TASK DETAILS: Transcribe the full listing exactly, and drop every picture.

MATERIAL TO PROCESS:
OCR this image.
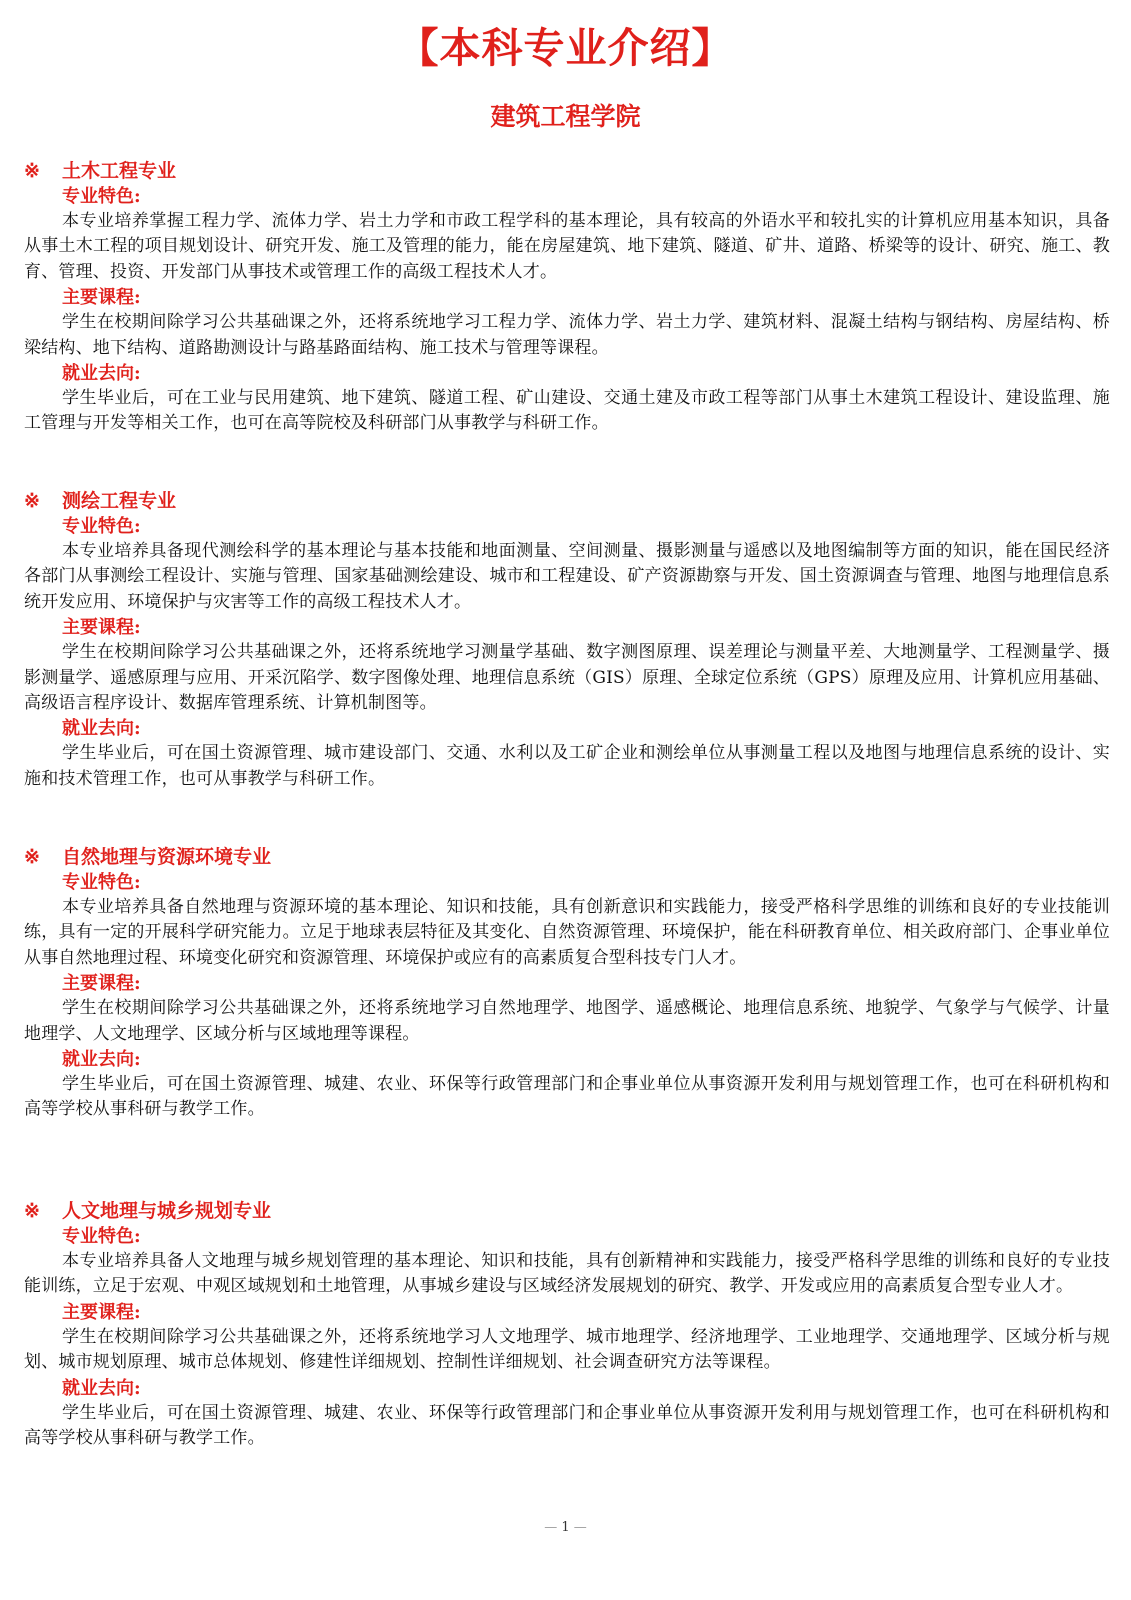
【本科专业介绍】
建筑工程学院
※ 土木工程专业
专业特色:

本专业培养掌握工程力学、流体力学、岩土力学和市政工程学科的基本理论，具有较高的外语水平和较扎实的计算机应用基本知识，具备从事土木工程的项目规划设计、研究开发、施工及管理的能力，能在房屋建筑、地下建筑、隧道、矿井、道路、桥梁等的设计、研究、施工、教育、管理、投资、开发部门从事技术或管理工作的高级工程技术人才。

主要课程:

学生在校期间除学习公共基础课之外，还将系统地学习工程力学、流体力学、岩土力学、建筑材料、混凝土结构与钢结构、房屋结构、桥梁结构、地下结构、道路勘测设计与路基路面结构、施工技术与管理等课程。

就业去向:

学生毕业后，可在工业与民用建筑、地下建筑、隧道工程、矿山建设、交通土建及市政工程等部门从事土木建筑工程设计、建设监理、施工管理与开发等相关工作，也可在高等院校及科研部门从事教学与科研工作。

※ 测绘工程专业
专业特色:

本专业培养具备现代测绘科学的基本理论与基本技能和地面测量、空间测量、摄影测量与遥感以及地图编制等方面的知识，能在国民经济各部门从事测绘工程设计、实施与管理、国家基础测绘建设、城市和工程建设、矿产资源勘察与开发、国土资源调查与管理、地图与地理信息系统开发应用、环境保护与灾害等工作的高级工程技术人才。

主要课程:

学生在校期间除学习公共基础课之外，还将系统地学习测量学基础、数字测图原理、误差理论与测量平差、大地测量学、工程测量学、摄影测量学、遥感原理与应用、开采沉陷学、数字图像处理、地理信息系统（GIS）原理、全球定位系统（GPS）原理及应用、计算机应用基础、高级语言程序设计、数据库管理系统、计算机制图等。

就业去向:

学生毕业后，可在国土资源管理、城市建设部门、交通、水利以及工矿企业和测绘单位从事测量工程以及地图与地理信息系统的设计、实施和技术管理工作，也可从事教学与科研工作。

※ 自然地理与资源环境专业
专业特色:

本专业培养具备自然地理与资源环境的基本理论、知识和技能，具有创新意识和实践能力，接受严格科学思维的训练和良好的专业技能训练，具有一定的开展科学研究能力。立足于地球表层特征及其变化、自然资源管理、环境保护，能在科研教育单位、相关政府部门、企事业单位从事自然地理过程、环境变化研究和资源管理、环境保护或应有的高素质复合型科技专门人才。

主要课程:

学生在校期间除学习公共基础课之外，还将系统地学习自然地理学、地图学、遥感概论、地理信息系统、地貌学、气象学与气候学、计量地理学、人文地理学、区域分析与区域地理等课程。

就业去向:

学生毕业后，可在国土资源管理、城建、农业、环保等行政管理部门和企事业单位从事资源开发利用与规划管理工作，也可在科研机构和高等学校从事科研与教学工作。

※ 人文地理与城乡规划专业
专业特色:

本专业培养具备人文地理与城乡规划管理的基本理论、知识和技能，具有创新精神和实践能力，接受严格科学思维的训练和良好的专业技能训练，立足于宏观、中观区域规划和土地管理，从事城乡建设与区域经济发展规划的研究、教学、开发或应用的高素质复合型专业人才。

主要课程:

学生在校期间除学习公共基础课之外，还将系统地学习人文地理学、城市地理学、经济地理学、工业地理学、交通地理学、区域分析与规划、城市规划原理、城市总体规划、修建性详细规划、控制性详细规划、社会调查研究方法等课程。

就业去向:

学生毕业后，可在国土资源管理、城建、农业、环保等行政管理部门和企事业单位从事资源开发利用与规划管理工作，也可在科研机构和高等学校从事科研与教学工作。

— 1 —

REPLY:
OCR this image.
【本科专业介绍】
建筑工程学院
※ 土木工程专业
专业特色:

本专业培养掌握工程力学、流体力学、岩土力学和市政工程学科的基本理论，具有较高的外语水平和较扎实的计算机应用基本知识，具备从事土木工程的项目规划设计、研究开发、施工及管理的能力，能在房屋建筑、地下建筑、隧道、矿井、道路、桥梁等的设计、研究、施工、教育、管理、投资、开发部门从事技术或管理工作的高级工程技术人才。

主要课程:

学生在校期间除学习公共基础课之外，还将系统地学习工程力学、流体力学、岩土力学、建筑材料、混凝土结构与钢结构、房屋结构、桥梁结构、地下结构、道路勘测设计与路基路面结构、施工技术与管理等课程。

就业去向:

学生毕业后，可在工业与民用建筑、地下建筑、隧道工程、矿山建设、交通土建及市政工程等部门从事土木建筑工程设计、建设监理、施工管理与开发等相关工作，也可在高等院校及科研部门从事教学与科研工作。

※ 测绘工程专业
专业特色:

本专业培养具备现代测绘科学的基本理论与基本技能和地面测量、空间测量、摄影测量与遥感以及地图编制等方面的知识，能在国民经济各部门从事测绘工程设计、实施与管理、国家基础测绘建设、城市和工程建设、矿产资源勘察与开发、国土资源调查与管理、地图与地理信息系统开发应用、环境保护与灾害等工作的高级工程技术人才。

主要课程:

学生在校期间除学习公共基础课之外，还将系统地学习测量学基础、数字测图原理、误差理论与测量平差、大地测量学、工程测量学、摄影测量学、遥感原理与应用、开采沉陷学、数字图像处理、地理信息系统（GIS）原理、全球定位系统（GPS）原理及应用、计算机应用基础、高级语言程序设计、数据库管理系统、计算机制图等。

就业去向:

学生毕业后，可在国土资源管理、城市建设部门、交通、水利以及工矿企业和测绘单位从事测量工程以及地图与地理信息系统的设计、实施和技术管理工作，也可从事教学与科研工作。

※ 自然地理与资源环境专业
专业特色:

本专业培养具备自然地理与资源环境的基本理论、知识和技能，具有创新意识和实践能力，接受严格科学思维的训练和良好的专业技能训练，具有一定的开展科学研究能力。立足于地球表层特征及其变化、自然资源管理、环境保护，能在科研教育单位、相关政府部门、企事业单位从事自然地理过程、环境变化研究和资源管理、环境保护或应有的高素质复合型科技专门人才。

主要课程:

学生在校期间除学习公共基础课之外，还将系统地学习自然地理学、地图学、遥感概论、地理信息系统、地貌学、气象学与气候学、计量地理学、人文地理学、区域分析与区域地理等课程。

就业去向:

学生毕业后，可在国土资源管理、城建、农业、环保等行政管理部门和企事业单位从事资源开发利用与规划管理工作，也可在科研机构和高等学校从事科研与教学工作。

※ 人文地理与城乡规划专业
专业特色:

本专业培养具备人文地理与城乡规划管理的基本理论、知识和技能，具有创新精神和实践能力，接受严格科学思维的训练和良好的专业技能训练，立足于宏观、中观区域规划和土地管理，从事城乡建设与区域经济发展规划的研究、教学、开发或应用的高素质复合型专业人才。

主要课程:

学生在校期间除学习公共基础课之外，还将系统地学习人文地理学、城市地理学、经济地理学、工业地理学、交通地理学、区域分析与规划、城市规划原理、城市总体规划、修建性详细规划、控制性详细规划、社会调查研究方法等课程。

就业去向:

学生毕业后，可在国土资源管理、城建、农业、环保等行政管理部门和企事业单位从事资源开发利用与规划管理工作，也可在科研机构和高等学校从事科研与教学工作。

— 1 —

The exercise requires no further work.